◆ Listed entries ◆
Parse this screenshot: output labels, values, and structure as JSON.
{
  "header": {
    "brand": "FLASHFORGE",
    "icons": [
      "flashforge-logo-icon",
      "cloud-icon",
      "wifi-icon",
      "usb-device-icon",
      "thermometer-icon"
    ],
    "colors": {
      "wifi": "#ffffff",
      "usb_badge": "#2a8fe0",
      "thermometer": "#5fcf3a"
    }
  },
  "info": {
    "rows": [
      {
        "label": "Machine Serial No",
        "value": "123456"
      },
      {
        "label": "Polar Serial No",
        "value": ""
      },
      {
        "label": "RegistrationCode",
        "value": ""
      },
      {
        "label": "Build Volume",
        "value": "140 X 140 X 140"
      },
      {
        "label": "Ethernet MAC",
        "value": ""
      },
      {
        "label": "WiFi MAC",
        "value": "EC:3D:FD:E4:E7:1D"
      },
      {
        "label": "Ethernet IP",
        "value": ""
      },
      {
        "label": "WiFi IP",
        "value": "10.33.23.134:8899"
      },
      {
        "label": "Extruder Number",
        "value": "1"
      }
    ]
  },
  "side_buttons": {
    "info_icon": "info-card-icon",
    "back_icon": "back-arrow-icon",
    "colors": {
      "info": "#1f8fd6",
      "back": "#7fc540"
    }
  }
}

◆ Work to do ◆
Produce an exact copy of all the records.

◆ Final result ◆
Parse this screenshot: output labels, values, and structure as JSON.
{
  "header": {
    "brand": "FLASHFORGE",
    "icons": [
      "flashforge-logo-icon",
      "cloud-icon",
      "wifi-icon",
      "usb-device-icon",
      "thermometer-icon"
    ],
    "colors": {
      "wifi": "#ffffff",
      "usb_badge": "#2a8fe0",
      "thermometer": "#5fcf3a"
    }
  },
  "info": {
    "rows": [
      {
        "label": "Machine Serial No",
        "value": "123456"
      },
      {
        "label": "Polar Serial No",
        "value": ""
      },
      {
        "label": "RegistrationCode",
        "value": ""
      },
      {
        "label": "Build Volume",
        "value": "140 X 140 X 140"
      },
      {
        "label": "Ethernet MAC",
        "value": ""
      },
      {
        "label": "WiFi MAC",
        "value": "EC:3D:FD:E4:E7:1D"
      },
      {
        "label": "Ethernet IP",
        "value": ""
      },
      {
        "label": "WiFi IP",
        "value": "10.33.23.134:8899"
      },
      {
        "label": "Extruder Number",
        "value": "1"
      }
    ]
  },
  "side_buttons": {
    "info_icon": "info-card-icon",
    "back_icon": "back-arrow-icon",
    "colors": {
      "info": "#1f8fd6",
      "back": "#7fc540"
    }
  }
}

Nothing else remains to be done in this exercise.